Figure data in JSON —
------------------------

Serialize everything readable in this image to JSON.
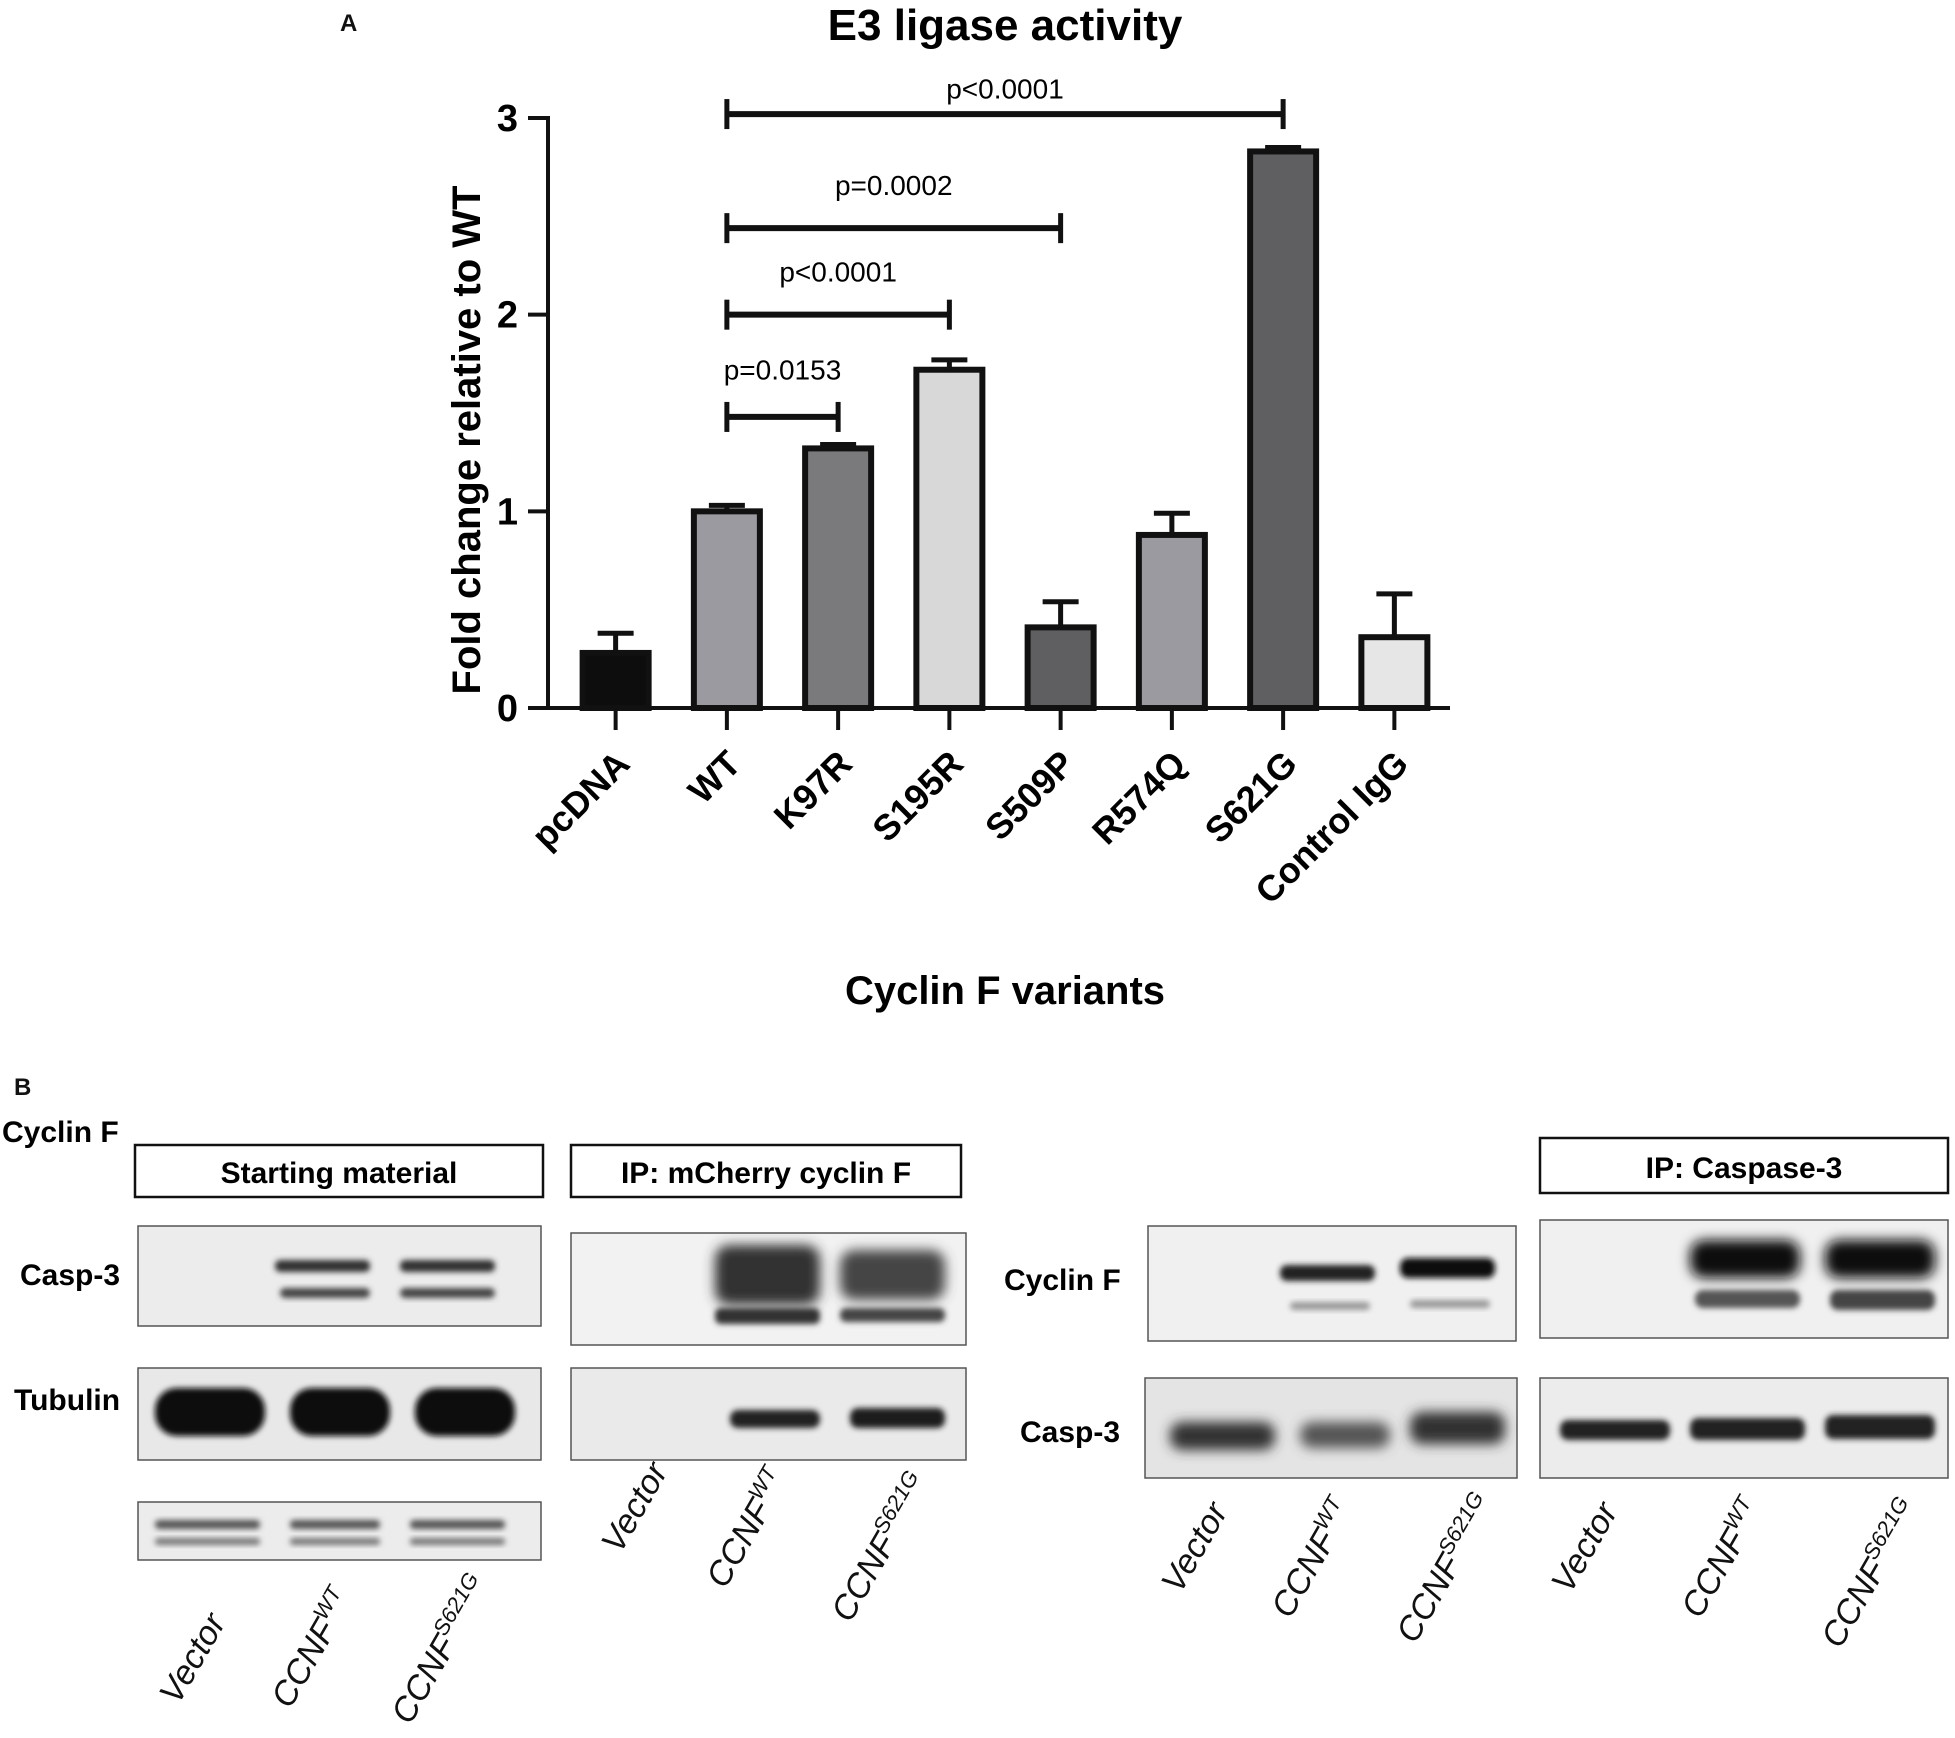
{
  "panel_a_label": "A",
  "panel_b_label": "B",
  "chart_data": {
    "type": "bar",
    "title": "E3 ligase activity",
    "xlabel": "Cyclin F variants",
    "ylabel": "Fold change relative to WT",
    "ylim": [
      0,
      3
    ],
    "yticks": [
      "0",
      "1",
      "2",
      "3"
    ],
    "categories": [
      "pcDNA",
      "WT",
      "K97R",
      "S195R",
      "S509P",
      "R574Q",
      "S621G",
      "Control IgG"
    ],
    "values": [
      0.28,
      1.0,
      1.32,
      1.72,
      0.41,
      0.88,
      2.83,
      0.36
    ],
    "errors": [
      0.1,
      0.03,
      0.02,
      0.05,
      0.13,
      0.11,
      0.02,
      0.22
    ],
    "bar_colors": [
      "#0d0d0d",
      "#9a9aa0",
      "#7a7a7d",
      "#d8d8d8",
      "#5f5f62",
      "#9a9aa0",
      "#5f5f62",
      "#e6e6e6"
    ],
    "comparisons": [
      {
        "from": "WT",
        "to": "K97R",
        "label": "p=0.0153"
      },
      {
        "from": "WT",
        "to": "S195R",
        "label": "p<0.0001"
      },
      {
        "from": "WT",
        "to": "S509P",
        "label": "p=0.0002"
      },
      {
        "from": "WT",
        "to": "S621G",
        "label": "p<0.0001"
      }
    ],
    "grid": false,
    "legend": "none"
  },
  "blots": {
    "starting_material": {
      "header": "Starting material",
      "rows": [
        "Cyclin F",
        "Casp-3",
        "Tubulin"
      ],
      "lanes": [
        {
          "base": "Vector",
          "sup": ""
        },
        {
          "base": "CCNF",
          "sup": "WT"
        },
        {
          "base": "CCNF",
          "sup": "S621G"
        }
      ]
    },
    "ip_mcherry": {
      "header": "IP: mCherry cyclin F",
      "lanes": [
        {
          "base": "Vector",
          "sup": ""
        },
        {
          "base": "CCNF",
          "sup": "WT"
        },
        {
          "base": "CCNF",
          "sup": "S621G"
        }
      ]
    },
    "right_input": {
      "rows": [
        "Cyclin F",
        "Casp-3"
      ],
      "lanes": [
        {
          "base": "Vector",
          "sup": ""
        },
        {
          "base": "CCNF",
          "sup": "WT"
        },
        {
          "base": "CCNF",
          "sup": "S621G"
        }
      ]
    },
    "ip_caspase": {
      "header": "IP: Caspase-3",
      "lanes": [
        {
          "base": "Vector",
          "sup": ""
        },
        {
          "base": "CCNF",
          "sup": "WT"
        },
        {
          "base": "CCNF",
          "sup": "S621G"
        }
      ]
    }
  }
}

------------------------

DIRECTIONS — Except for the pictures, print the data above exactly.

RESPONSE TO THIS EXERCISE —
Serialize everything readable in this image to JSON.
{
  "panel_a_label": "A",
  "panel_b_label": "B",
  "chart_data": {
    "type": "bar",
    "title": "E3 ligase activity",
    "xlabel": "Cyclin F variants",
    "ylabel": "Fold change relative to WT",
    "ylim": [
      0,
      3
    ],
    "yticks": [
      "0",
      "1",
      "2",
      "3"
    ],
    "categories": [
      "pcDNA",
      "WT",
      "K97R",
      "S195R",
      "S509P",
      "R574Q",
      "S621G",
      "Control IgG"
    ],
    "values": [
      0.28,
      1.0,
      1.32,
      1.72,
      0.41,
      0.88,
      2.83,
      0.36
    ],
    "errors": [
      0.1,
      0.03,
      0.02,
      0.05,
      0.13,
      0.11,
      0.02,
      0.22
    ],
    "bar_colors": [
      "#0d0d0d",
      "#9a9aa0",
      "#7a7a7d",
      "#d8d8d8",
      "#5f5f62",
      "#9a9aa0",
      "#5f5f62",
      "#e6e6e6"
    ],
    "comparisons": [
      {
        "from": "WT",
        "to": "K97R",
        "label": "p=0.0153"
      },
      {
        "from": "WT",
        "to": "S195R",
        "label": "p<0.0001"
      },
      {
        "from": "WT",
        "to": "S509P",
        "label": "p=0.0002"
      },
      {
        "from": "WT",
        "to": "S621G",
        "label": "p<0.0001"
      }
    ],
    "grid": false,
    "legend": "none"
  },
  "blots": {
    "starting_material": {
      "header": "Starting material",
      "rows": [
        "Cyclin F",
        "Casp-3",
        "Tubulin"
      ],
      "lanes": [
        {
          "base": "Vector",
          "sup": ""
        },
        {
          "base": "CCNF",
          "sup": "WT"
        },
        {
          "base": "CCNF",
          "sup": "S621G"
        }
      ]
    },
    "ip_mcherry": {
      "header": "IP: mCherry cyclin F",
      "lanes": [
        {
          "base": "Vector",
          "sup": ""
        },
        {
          "base": "CCNF",
          "sup": "WT"
        },
        {
          "base": "CCNF",
          "sup": "S621G"
        }
      ]
    },
    "right_input": {
      "rows": [
        "Cyclin F",
        "Casp-3"
      ],
      "lanes": [
        {
          "base": "Vector",
          "sup": ""
        },
        {
          "base": "CCNF",
          "sup": "WT"
        },
        {
          "base": "CCNF",
          "sup": "S621G"
        }
      ]
    },
    "ip_caspase": {
      "header": "IP: Caspase-3",
      "lanes": [
        {
          "base": "Vector",
          "sup": ""
        },
        {
          "base": "CCNF",
          "sup": "WT"
        },
        {
          "base": "CCNF",
          "sup": "S621G"
        }
      ]
    }
  }
}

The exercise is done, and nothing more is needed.